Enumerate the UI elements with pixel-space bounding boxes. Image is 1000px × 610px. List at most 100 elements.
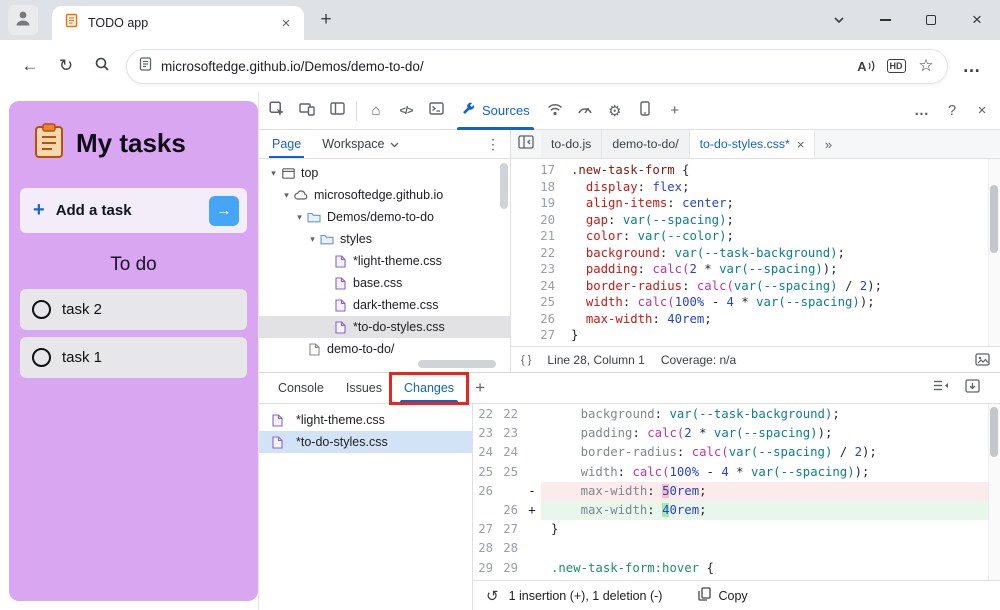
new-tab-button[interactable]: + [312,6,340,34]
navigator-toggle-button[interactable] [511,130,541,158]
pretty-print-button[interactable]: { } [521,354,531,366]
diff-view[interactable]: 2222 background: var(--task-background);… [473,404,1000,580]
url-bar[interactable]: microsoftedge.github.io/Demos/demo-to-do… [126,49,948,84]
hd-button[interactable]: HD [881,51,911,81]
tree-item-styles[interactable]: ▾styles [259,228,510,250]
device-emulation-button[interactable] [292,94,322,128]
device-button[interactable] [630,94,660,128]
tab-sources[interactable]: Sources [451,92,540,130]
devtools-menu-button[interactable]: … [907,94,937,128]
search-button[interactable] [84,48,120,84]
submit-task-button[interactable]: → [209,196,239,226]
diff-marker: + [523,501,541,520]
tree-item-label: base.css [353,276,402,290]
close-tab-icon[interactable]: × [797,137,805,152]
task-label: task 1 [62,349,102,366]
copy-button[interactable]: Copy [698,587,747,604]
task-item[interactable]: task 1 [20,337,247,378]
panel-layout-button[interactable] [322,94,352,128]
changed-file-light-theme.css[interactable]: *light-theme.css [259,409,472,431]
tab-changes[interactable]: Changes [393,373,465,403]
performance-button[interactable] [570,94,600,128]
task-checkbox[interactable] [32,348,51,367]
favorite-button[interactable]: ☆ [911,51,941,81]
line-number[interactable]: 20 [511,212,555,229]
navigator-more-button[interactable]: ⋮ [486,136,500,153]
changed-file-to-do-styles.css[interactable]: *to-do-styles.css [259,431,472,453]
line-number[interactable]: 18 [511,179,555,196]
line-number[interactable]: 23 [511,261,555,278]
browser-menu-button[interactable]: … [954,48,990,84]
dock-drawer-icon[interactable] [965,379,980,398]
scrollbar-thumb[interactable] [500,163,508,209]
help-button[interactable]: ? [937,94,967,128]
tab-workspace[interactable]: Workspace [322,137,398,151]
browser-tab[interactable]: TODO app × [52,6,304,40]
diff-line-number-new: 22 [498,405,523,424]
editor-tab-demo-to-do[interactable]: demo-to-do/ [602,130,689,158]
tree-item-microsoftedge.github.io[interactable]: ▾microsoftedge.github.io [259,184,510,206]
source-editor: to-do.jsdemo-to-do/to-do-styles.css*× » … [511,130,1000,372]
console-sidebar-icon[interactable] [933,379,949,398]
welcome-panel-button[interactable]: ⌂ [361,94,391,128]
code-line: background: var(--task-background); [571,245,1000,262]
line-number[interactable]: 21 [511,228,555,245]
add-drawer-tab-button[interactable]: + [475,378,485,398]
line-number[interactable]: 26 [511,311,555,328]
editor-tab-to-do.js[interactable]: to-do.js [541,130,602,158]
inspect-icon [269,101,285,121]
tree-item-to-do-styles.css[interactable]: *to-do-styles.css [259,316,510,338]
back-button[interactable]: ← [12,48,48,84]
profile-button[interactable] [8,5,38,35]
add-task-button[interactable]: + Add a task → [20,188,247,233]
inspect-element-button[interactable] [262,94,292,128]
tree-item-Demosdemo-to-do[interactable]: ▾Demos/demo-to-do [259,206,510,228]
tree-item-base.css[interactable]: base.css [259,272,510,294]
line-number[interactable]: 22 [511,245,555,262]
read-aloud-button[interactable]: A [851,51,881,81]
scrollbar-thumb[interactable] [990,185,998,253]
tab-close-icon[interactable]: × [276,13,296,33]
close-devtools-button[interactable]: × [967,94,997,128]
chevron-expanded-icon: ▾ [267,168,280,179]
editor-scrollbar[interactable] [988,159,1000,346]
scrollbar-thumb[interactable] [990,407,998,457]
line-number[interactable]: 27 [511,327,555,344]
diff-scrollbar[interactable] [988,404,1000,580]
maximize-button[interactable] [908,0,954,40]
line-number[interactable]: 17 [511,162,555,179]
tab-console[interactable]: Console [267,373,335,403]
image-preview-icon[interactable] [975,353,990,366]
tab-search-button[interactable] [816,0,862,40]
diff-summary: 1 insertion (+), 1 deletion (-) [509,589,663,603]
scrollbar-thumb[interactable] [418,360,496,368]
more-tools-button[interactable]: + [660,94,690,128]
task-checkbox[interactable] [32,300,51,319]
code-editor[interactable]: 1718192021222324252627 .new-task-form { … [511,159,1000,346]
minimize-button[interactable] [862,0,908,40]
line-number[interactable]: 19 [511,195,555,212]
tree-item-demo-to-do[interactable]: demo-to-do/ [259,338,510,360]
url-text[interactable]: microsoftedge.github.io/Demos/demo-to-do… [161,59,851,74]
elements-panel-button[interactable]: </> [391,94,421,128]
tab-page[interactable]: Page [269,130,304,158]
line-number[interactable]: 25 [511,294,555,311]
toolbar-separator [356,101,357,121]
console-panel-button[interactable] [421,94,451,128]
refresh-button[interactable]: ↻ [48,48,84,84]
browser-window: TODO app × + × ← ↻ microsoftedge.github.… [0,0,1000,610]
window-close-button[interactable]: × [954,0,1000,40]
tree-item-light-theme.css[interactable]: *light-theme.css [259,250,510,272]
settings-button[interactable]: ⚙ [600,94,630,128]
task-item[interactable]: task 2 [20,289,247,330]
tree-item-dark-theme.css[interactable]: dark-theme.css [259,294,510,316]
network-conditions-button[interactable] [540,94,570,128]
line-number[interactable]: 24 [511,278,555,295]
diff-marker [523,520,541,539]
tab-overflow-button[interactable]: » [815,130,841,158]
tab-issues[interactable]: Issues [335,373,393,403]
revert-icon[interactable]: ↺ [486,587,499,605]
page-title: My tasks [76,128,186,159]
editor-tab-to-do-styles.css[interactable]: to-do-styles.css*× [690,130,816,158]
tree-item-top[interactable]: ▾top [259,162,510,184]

----

* PROBLEM DETAILS *
Convert all of the data above into a JSON list of strings, with one string per line and no blank lines. Leave the pictures out.

* OUTPUT FOR THIS TASK *
[
  "Enumerate the UI elements with pixel-space bounding boxes. Image is 1000px × 610px. List at most 100 elements.",
  "new-tab-button[interactable]: + [312,6,340,34]",
  "navigator-toggle-button[interactable] [511,130,541,158]",
  "pretty-print-button[interactable]: { } [521,354,531,366]",
  "diff-view[interactable]: 2222 background: var(--task-background);… [473,404,1000,580]",
  "url-bar[interactable]: microsoftedge.github.io/Demos/demo-to-do… [126,49,948,84]",
  "hd-button[interactable]: HD [881,51,911,81]",
  "tree-item-styles[interactable]: ▾styles [259,228,510,250]",
  "device-emulation-button[interactable] [292,94,322,128]",
  "device-button[interactable] [630,94,660,128]",
  "tab-sources[interactable]: Sources [451,92,540,130]",
  "devtools-menu-button[interactable]: … [907,94,937,128]",
  "search-button[interactable] [84,48,120,84]",
  "submit-task-button[interactable]: → [209,196,239,226]",
  "diff-marker: + [523,501,541,520]",
  "tree-item-label: base.css [353,276,402,290]",
  "close-tab-icon[interactable]: × [797,137,805,152]",
  "task-label: task 1 [62,349,102,366]",
  "copy-button[interactable]: Copy [698,587,747,604]",
  "task-item[interactable]: task 1 [20,337,247,378]",
  "panel-layout-button[interactable] [322,94,352,128]",
  "changed-file-light-theme.css[interactable]: *light-theme.css [259,409,472,431]",
  "tab-changes[interactable]: Changes [393,373,465,403]",
  "performance-button[interactable] [570,94,600,128]",
  "task-checkbox[interactable] [32,348,51,367]",
  "favorite-button[interactable]: ☆ [911,51,941,81]",
  "line-number[interactable]: 20 [511,212,555,229]",
  "navigator-more-button[interactable]: ⋮ [486,136,500,153]",
  "changed-file-to-do-styles.css[interactable]: *to-do-styles.css [259,431,472,453]",
  "line-number[interactable]: 18 [511,179,555,196]",
  "line-number[interactable]: 23 [511,261,555,278]",
  "browser-menu-button[interactable]: … [954,48,990,84]",
  "dock-drawer-icon[interactable] [965,379,980,398]",
  "scrollbar-thumb[interactable] [500,163,508,209]",
  "help-button[interactable]: ? [937,94,967,128]",
  "tab-workspace[interactable]: Workspace [322,137,398,151]",
  "browser-tab[interactable]: TODO app × [52,6,304,40]",
  "diff-line-number-new: 22 [498,405,523,424]",
  "editor-tab-demo-to-do[interactable]: demo-to-do/ [602,130,689,158]",
  "tree-item-microsoftedge.github.io[interactable]: ▾microsoftedge.github.io [259,184,510,206]",
  "source-editor: to-do.jsdemo-to-do/to-do-styles.css*× » … [511,130,1000,372]",
  "console-sidebar-icon[interactable] [933,379,949,398]",
  "welcome-panel-button[interactable]: ⌂ [361,94,391,128]",
  "code-line: background: var(--task-background); [571,245,1000,262]",
  "line-number[interactable]: 21 [511,228,555,245]",
  "add-drawer-tab-button[interactable]: + [475,378,485,398]",
  "line-number[interactable]: 26 [511,311,555,328]",
  "editor-tab-to-do.js[interactable]: to-do.js [541,130,602,158]",
  "inspect-icon [269,101,285,121]",
  "tree-item-to-do-styles.css[interactable]: *to-do-styles.css [259,316,510,338]",
  "back-button[interactable]: ← [12,48,48,84]",
  "profile-button[interactable] [8,5,38,35]",
  "add-task-button[interactable]: + Add a task → [20,188,247,233]",
  "inspect-element-button[interactable] [262,94,292,128]",
  "tree-item-Demosdemo-to-do[interactable]: ▾Demos/demo-to-do [259,206,510,228]",
  "tree-item-base.css[interactable]: base.css [259,272,510,294]",
  "line-number[interactable]: 22 [511,245,555,262]",
  "read-aloud-button[interactable]: A [851,51,881,81]",
  "scrollbar-thumb[interactable] [990,185,998,253]",
  "tab-close-icon[interactable]: × [276,13,296,33]",
  "close-devtools-button[interactable]: × [967,94,997,128]",
  "chevron-expanded-icon: ▾ [267,168,280,179]",
  "editor-scrollbar[interactable] [988,159,1000,346]",
  "scrollbar-thumb[interactable] [990,407,998,457]",
  "line-number[interactable]: 27 [511,327,555,344]",
  "diff-scrollbar[interactable] [988,404,1000,580]",
  "maximize-button[interactable] [908,0,954,40]",
  "line-number[interactable]: 17 [511,162,555,179]",
  "tab-console[interactable]: Console [267,373,335,403]",
  "image-preview-icon[interactable] [975,353,990,366]",
  "tab-search-button[interactable] [816,0,862,40]",
  "diff-summary: 1 insertion (+), 1 deletion (-) [509,589,663,603]",
  "scrollbar-thumb[interactable] [418,360,496,368]",
  "more-tools-button[interactable]: + [660,94,690,128]",
  "task-checkbox[interactable] [32,300,51,319]",
  "code-editor[interactable]: 1718192021222324252627 .new-task-form { … [511,159,1000,346]",
  "minimize-button[interactable] [862,0,908,40]",
  "line-number[interactable]: 19 [511,195,555,212]",
  "tree-item-demo-to-do[interactable]: demo-to-do/ [259,338,510,360]",
  "url-text[interactable]: microsoftedge.github.io/Demos/demo-to-do… [161,59,851,74]",
  "elements-panel-button[interactable]: </> [391,94,421,128]",
  "tab-page[interactable]: Page [269,130,304,158]",
  "line-number[interactable]: 25 [511,294,555,311]",
  "toolbar-separator [356,101,357,121]",
  "console-panel-button[interactable] [421,94,451,128]",
  "refresh-button[interactable]: ↻ [48,48,84,84]",
  "browser-window: TODO app × + × ← ↻ microsoftedge.github.… [0,0,1000,610]",
  "window-close-button[interactable]: × [954,0,1000,40]",
  "tree-item-light-theme.css[interactable]: *light-theme.css [259,250,510,272]",
  "settings-button[interactable]: ⚙ [600,94,630,128]",
  "task-item[interactable]: task 2 [20,289,247,330]",
  "tree-item-dark-theme.css[interactable]: dark-theme.css [259,294,510,316]",
  "network-conditions-button[interactable] [540,94,570,128]",
  "line-number[interactable]: 24 [511,278,555,295]",
  "diff-marker [523,520,541,539]",
  "tab-overflow-button[interactable]: » [815,130,841,158]",
  "tab-issues[interactable]: Issues [335,373,393,403]",
  "revert-icon[interactable]: ↺ [486,587,499,605]",
  "page-title: My tasks [76,128,186,159]",
  "editor-tab-to-do-styles.css[interactable]: to-do-styles.css*× [690,130,816,158]",
  "tree-item-top[interactable]: ▾top [259,162,510,184]"
]